**TASK REQUIREMENTS**
Wherever the string "Strategy" appears in the listing, copy that line.

[Dataset records]
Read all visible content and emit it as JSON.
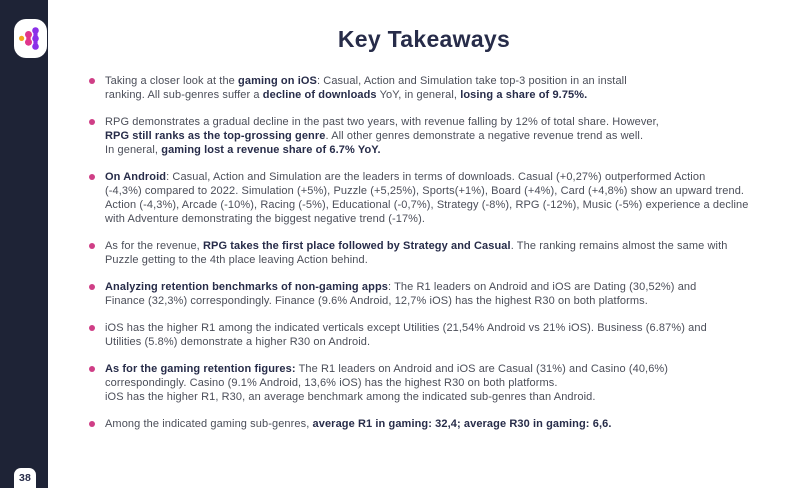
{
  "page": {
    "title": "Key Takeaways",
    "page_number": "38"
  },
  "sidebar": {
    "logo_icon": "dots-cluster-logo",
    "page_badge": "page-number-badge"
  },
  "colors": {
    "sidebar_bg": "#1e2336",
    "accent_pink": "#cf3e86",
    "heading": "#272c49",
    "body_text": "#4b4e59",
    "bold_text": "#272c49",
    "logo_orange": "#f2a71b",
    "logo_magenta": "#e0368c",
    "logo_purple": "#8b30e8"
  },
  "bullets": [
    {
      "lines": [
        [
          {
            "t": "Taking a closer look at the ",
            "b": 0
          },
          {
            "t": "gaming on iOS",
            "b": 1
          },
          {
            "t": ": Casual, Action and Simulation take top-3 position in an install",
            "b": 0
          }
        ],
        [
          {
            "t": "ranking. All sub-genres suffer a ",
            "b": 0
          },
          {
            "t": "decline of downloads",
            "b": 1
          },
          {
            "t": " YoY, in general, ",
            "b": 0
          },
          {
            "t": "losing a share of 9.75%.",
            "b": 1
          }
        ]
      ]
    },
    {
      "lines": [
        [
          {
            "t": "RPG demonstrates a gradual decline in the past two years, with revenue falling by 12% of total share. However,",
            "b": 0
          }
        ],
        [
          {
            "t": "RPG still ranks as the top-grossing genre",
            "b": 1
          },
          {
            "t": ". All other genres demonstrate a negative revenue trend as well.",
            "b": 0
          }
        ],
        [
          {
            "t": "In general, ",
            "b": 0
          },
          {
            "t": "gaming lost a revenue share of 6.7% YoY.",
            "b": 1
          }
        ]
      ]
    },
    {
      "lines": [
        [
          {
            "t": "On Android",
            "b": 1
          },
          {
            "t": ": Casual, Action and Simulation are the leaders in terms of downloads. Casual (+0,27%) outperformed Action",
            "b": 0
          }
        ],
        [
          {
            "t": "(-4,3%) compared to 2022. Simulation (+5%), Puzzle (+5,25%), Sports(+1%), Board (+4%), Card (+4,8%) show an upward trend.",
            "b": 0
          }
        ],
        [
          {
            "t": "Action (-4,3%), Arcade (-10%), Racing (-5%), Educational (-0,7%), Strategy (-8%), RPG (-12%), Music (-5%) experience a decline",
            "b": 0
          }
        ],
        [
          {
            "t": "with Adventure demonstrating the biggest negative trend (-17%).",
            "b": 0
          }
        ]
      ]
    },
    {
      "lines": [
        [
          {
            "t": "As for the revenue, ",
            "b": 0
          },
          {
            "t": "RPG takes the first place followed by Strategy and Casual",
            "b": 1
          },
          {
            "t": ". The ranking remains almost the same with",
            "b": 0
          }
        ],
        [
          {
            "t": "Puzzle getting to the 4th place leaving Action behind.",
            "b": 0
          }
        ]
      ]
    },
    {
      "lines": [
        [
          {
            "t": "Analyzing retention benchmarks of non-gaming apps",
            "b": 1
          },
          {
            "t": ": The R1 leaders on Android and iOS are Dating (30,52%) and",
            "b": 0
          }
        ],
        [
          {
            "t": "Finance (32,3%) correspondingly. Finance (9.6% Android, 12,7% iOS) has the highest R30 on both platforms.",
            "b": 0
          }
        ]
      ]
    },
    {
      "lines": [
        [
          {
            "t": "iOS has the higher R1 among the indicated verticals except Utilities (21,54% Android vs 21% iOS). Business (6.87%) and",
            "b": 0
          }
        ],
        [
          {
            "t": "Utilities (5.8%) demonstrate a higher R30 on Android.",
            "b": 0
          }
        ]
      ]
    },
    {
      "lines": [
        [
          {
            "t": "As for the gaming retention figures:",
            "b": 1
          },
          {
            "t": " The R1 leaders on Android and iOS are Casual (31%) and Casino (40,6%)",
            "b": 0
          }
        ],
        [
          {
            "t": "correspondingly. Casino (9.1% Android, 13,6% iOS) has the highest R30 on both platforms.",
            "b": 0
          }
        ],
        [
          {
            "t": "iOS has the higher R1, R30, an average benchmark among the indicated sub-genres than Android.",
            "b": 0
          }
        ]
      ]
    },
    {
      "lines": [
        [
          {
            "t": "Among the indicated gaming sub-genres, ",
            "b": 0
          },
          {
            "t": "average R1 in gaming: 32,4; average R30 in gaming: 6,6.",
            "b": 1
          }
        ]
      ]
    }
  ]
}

**FULL SOLUTION**
            "t": "Action (-4,3%), Arcade (-10%), Racing (-5%), Educational (-0,7%), Strategy (-8%), RPG (-12%), Music (-5%) experience a decline",
            "t": "RPG takes the first place followed by Strategy and Casual",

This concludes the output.